*DIRECTIVE*
Take the entries below and print all of them exactly, please.

*DATA*
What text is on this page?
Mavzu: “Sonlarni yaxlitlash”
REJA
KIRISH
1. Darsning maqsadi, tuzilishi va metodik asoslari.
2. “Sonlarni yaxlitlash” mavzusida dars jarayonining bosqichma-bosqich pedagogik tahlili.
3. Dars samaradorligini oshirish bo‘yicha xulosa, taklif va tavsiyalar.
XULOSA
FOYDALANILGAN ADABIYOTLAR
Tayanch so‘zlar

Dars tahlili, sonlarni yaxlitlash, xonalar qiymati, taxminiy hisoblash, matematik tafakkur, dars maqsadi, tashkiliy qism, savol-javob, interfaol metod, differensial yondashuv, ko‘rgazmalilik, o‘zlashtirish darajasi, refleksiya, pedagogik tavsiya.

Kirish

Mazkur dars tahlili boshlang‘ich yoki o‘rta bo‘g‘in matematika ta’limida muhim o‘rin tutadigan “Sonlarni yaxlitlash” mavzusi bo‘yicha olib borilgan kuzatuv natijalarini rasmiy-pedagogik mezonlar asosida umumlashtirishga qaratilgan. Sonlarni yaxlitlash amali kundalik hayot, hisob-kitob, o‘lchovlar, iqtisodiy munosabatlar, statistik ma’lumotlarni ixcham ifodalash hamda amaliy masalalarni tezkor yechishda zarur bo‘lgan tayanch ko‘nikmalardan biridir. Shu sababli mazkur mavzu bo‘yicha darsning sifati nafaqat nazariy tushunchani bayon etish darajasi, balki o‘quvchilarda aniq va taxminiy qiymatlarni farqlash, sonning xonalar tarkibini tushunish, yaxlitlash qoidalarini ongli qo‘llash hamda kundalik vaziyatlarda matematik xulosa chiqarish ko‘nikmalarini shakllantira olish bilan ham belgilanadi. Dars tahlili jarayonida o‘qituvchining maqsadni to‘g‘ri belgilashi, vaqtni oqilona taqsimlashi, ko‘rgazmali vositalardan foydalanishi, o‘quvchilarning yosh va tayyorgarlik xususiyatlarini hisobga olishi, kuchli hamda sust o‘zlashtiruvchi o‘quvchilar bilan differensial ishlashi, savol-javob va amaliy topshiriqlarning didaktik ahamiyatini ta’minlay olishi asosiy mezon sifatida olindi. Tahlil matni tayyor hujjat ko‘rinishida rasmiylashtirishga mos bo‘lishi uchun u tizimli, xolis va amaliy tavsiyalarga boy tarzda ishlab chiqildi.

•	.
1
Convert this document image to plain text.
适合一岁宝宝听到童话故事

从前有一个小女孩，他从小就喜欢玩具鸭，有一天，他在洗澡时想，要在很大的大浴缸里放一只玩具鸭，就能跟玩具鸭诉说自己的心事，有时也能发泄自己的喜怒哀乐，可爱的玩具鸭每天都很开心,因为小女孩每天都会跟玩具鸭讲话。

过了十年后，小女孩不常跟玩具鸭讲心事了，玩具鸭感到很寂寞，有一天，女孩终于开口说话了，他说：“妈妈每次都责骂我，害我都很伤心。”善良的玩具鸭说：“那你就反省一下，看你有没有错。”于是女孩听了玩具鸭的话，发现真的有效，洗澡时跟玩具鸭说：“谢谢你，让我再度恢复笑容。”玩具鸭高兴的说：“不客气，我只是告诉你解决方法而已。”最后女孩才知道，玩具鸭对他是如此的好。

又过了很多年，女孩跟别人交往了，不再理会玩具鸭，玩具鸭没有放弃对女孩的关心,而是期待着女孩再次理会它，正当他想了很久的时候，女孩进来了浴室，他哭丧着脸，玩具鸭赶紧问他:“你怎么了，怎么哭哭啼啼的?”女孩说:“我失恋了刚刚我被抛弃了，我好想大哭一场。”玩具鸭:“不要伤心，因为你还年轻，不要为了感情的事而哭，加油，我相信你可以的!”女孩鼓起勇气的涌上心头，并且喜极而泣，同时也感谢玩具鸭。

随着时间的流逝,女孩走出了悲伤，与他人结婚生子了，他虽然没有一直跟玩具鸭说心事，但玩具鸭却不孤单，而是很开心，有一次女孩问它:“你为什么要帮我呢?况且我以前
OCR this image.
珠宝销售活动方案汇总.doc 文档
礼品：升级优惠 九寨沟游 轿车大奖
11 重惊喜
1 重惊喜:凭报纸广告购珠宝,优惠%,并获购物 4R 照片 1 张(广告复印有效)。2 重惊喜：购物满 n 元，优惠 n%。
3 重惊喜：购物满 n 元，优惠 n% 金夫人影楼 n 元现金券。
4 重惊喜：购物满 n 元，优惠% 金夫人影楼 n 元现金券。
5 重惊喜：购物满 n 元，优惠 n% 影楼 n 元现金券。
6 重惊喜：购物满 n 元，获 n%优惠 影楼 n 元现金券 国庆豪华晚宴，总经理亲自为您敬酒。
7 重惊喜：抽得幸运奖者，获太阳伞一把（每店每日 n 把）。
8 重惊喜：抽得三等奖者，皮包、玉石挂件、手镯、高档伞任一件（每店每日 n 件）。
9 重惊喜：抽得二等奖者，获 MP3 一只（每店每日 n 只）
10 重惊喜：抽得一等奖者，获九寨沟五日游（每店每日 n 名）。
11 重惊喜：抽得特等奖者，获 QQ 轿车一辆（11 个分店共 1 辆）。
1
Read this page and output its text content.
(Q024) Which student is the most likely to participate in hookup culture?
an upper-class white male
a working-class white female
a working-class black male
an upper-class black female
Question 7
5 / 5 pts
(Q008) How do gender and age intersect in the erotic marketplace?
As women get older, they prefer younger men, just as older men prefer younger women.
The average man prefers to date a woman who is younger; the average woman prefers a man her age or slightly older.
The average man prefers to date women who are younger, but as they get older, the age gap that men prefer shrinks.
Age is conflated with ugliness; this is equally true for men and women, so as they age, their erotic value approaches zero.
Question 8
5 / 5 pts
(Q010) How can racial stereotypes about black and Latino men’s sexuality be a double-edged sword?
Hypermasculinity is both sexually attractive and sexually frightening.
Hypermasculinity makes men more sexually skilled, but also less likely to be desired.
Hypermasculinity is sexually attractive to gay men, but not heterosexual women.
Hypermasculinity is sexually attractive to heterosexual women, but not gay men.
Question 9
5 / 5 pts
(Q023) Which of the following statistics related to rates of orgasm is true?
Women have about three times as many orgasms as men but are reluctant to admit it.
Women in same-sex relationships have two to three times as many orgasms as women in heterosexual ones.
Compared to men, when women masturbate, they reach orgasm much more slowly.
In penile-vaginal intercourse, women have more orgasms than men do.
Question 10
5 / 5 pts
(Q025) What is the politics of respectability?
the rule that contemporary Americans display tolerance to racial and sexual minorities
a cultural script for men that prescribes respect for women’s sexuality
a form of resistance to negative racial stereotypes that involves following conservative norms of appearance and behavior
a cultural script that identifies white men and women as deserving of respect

*FINISHED ANSWER*
What text is on this page?
Mavzu: “Sonlarni yaxlitlash”
REJA
KIRISH
1. Darsning maqsadi, tuzilishi va metodik asoslari.
2. “Sonlarni yaxlitlash” mavzusida dars jarayonining bosqichma-bosqich pedagogik tahlili.
3. Dars samaradorligini oshirish bo‘yicha xulosa, taklif va tavsiyalar.
XULOSA
FOYDALANILGAN ADABIYOTLAR
Tayanch so‘zlar

Dars tahlili, sonlarni yaxlitlash, xonalar qiymati, taxminiy hisoblash, matematik tafakkur, dars maqsadi, tashkiliy qism, savol-javob, interfaol metod, differensial yondashuv, ko‘rgazmalilik, o‘zlashtirish darajasi, refleksiya, pedagogik tavsiya.

Kirish

Mazkur dars tahlili boshlang‘ich yoki o‘rta bo‘g‘in matematika ta’limida muhim o‘rin tutadigan “Sonlarni yaxlitlash” mavzusi bo‘yicha olib borilgan kuzatuv natijalarini rasmiy-pedagogik mezonlar asosida umumlashtirishga qaratilgan. Sonlarni yaxlitlash amali kundalik hayot, hisob-kitob, o‘lchovlar, iqtisodiy munosabatlar, statistik ma’lumotlarni ixcham ifodalash hamda amaliy masalalarni tezkor yechishda zarur bo‘lgan tayanch ko‘nikmalardan biridir. Shu sababli mazkur mavzu bo‘yicha darsning sifati nafaqat nazariy tushunchani bayon etish darajasi, balki o‘quvchilarda aniq va taxminiy qiymatlarni farqlash, sonning xonalar tarkibini tushunish, yaxlitlash qoidalarini ongli qo‘llash hamda kundalik vaziyatlarda matematik xulosa chiqarish ko‘nikmalarini shakllantira olish bilan ham belgilanadi. Dars tahlili jarayonida o‘qituvchining maqsadni to‘g‘ri belgilashi, vaqtni oqilona taqsimlashi, ko‘rgazmali vositalardan foydalanishi, o‘quvchilarning yosh va tayyorgarlik xususiyatlarini hisobga olishi, kuchli hamda sust o‘zlashtiruvchi o‘quvchilar bilan differensial ishlashi, savol-javob va amaliy topshiriqlarning didaktik ahamiyatini ta’minlay olishi asosiy mezon sifatida olindi. Tahlil matni tayyor hujjat ko‘rinishida rasmiylashtirishga mos bo‘lishi uchun u tizimli, xolis va amaliy tavsiyalarga boy tarzda ishlab chiqildi.

•	.
1
Convert this document image to plain text.
适合一岁宝宝听到童话故事

从前有一个小女孩，他从小就喜欢玩具鸭，有一天，他在洗澡时想，要在很大的大浴缸里放一只玩具鸭，就能跟玩具鸭诉说自己的心事，有时也能发泄自己的喜怒哀乐，可爱的玩具鸭每天都很开心,因为小女孩每天都会跟玩具鸭讲话。

过了十年后，小女孩不常跟玩具鸭讲心事了，玩具鸭感到很寂寞，有一天，女孩终于开口说话了，他说：“妈妈每次都责骂我，害我都很伤心。”善良的玩具鸭说：“那你就反省一下，看你有没有错。”于是女孩听了玩具鸭的话，发现真的有效，洗澡时跟玩具鸭说：“谢谢你，让我再度恢复笑容。”玩具鸭高兴的说：“不客气，我只是告诉你解决方法而已。”最后女孩才知道，玩具鸭对他是如此的好。

又过了很多年，女孩跟别人交往了，不再理会玩具鸭，玩具鸭没有放弃对女孩的关心,而是期待着女孩再次理会它，正当他想了很久的时候，女孩进来了浴室，他哭丧着脸，玩具鸭赶紧问他:“你怎么了，怎么哭哭啼啼的?”女孩说:“我失恋了刚刚我被抛弃了，我好想大哭一场。”玩具鸭:“不要伤心，因为你还年轻，不要为了感情的事而哭，加油，我相信你可以的!”女孩鼓起勇气的涌上心头，并且喜极而泣，同时也感谢玩具鸭。

随着时间的流逝,女孩走出了悲伤，与他人结婚生子了，他虽然没有一直跟玩具鸭说心事，但玩具鸭却不孤单，而是很开心，有一次女孩问它:“你为什么要帮我呢?况且我以前
OCR this image.
珠宝销售活动方案汇总.doc 文档
礼品：升级优惠 九寨沟游 轿车大奖
11 重惊喜
1 重惊喜:凭报纸广告购珠宝,优惠%,并获购物 4R 照片 1 张(广告复印有效)。2 重惊喜：购物满 n 元，优惠 n%。
3 重惊喜：购物满 n 元，优惠 n% 金夫人影楼 n 元现金券。
4 重惊喜：购物满 n 元，优惠% 金夫人影楼 n 元现金券。
5 重惊喜：购物满 n 元，优惠 n% 影楼 n 元现金券。
6 重惊喜：购物满 n 元，获 n%优惠 影楼 n 元现金券 国庆豪华晚宴，总经理亲自为您敬酒。
7 重惊喜：抽得幸运奖者，获太阳伞一把（每店每日 n 把）。
8 重惊喜：抽得三等奖者，皮包、玉石挂件、手镯、高档伞任一件（每店每日 n 件）。
9 重惊喜：抽得二等奖者，获 MP3 一只（每店每日 n 只）
10 重惊喜：抽得一等奖者，获九寨沟五日游（每店每日 n 名）。
11 重惊喜：抽得特等奖者，获 QQ 轿车一辆（11 个分店共 1 辆）。
1
Read this page and output its text content.
(Q024) Which student is the most likely to participate in hookup culture?
an upper-class white male
a working-class white female
a working-class black male
an upper-class black female
Question 7
5 / 5 pts
(Q008) How do gender and age intersect in the erotic marketplace?
As women get older, they prefer younger men, just as older men prefer younger women.
The average man prefers to date a woman who is younger; the average woman prefers a man her age or slightly older.
The average man prefers to date women who are younger, but as they get older, the age gap that men prefer shrinks.
Age is conflated with ugliness; this is equally true for men and women, so as they age, their erotic value approaches zero.
Question 8
5 / 5 pts
(Q010) How can racial stereotypes about black and Latino men’s sexuality be a double-edged sword?
Hypermasculinity is both sexually attractive and sexually frightening.
Hypermasculinity makes men more sexually skilled, but also less likely to be desired.
Hypermasculinity is sexually attractive to gay men, but not heterosexual women.
Hypermasculinity is sexually attractive to heterosexual women, but not gay men.
Question 9
5 / 5 pts
(Q023) Which of the following statistics related to rates of orgasm is true?
Women have about three times as many orgasms as men but are reluctant to admit it.
Women in same-sex relationships have two to three times as many orgasms as women in heterosexual ones.
Compared to men, when women masturbate, they reach orgasm much more slowly.
In penile-vaginal intercourse, women have more orgasms than men do.
Question 10
5 / 5 pts
(Q025) What is the politics of respectability?
the rule that contemporary Americans display tolerance to racial and sexual minorities
a cultural script for men that prescribes respect for women’s sexuality
a form of resistance to negative racial stereotypes that involves following conservative norms of appearance and behavior
a cultural script that identifies white men and women as deserving of respect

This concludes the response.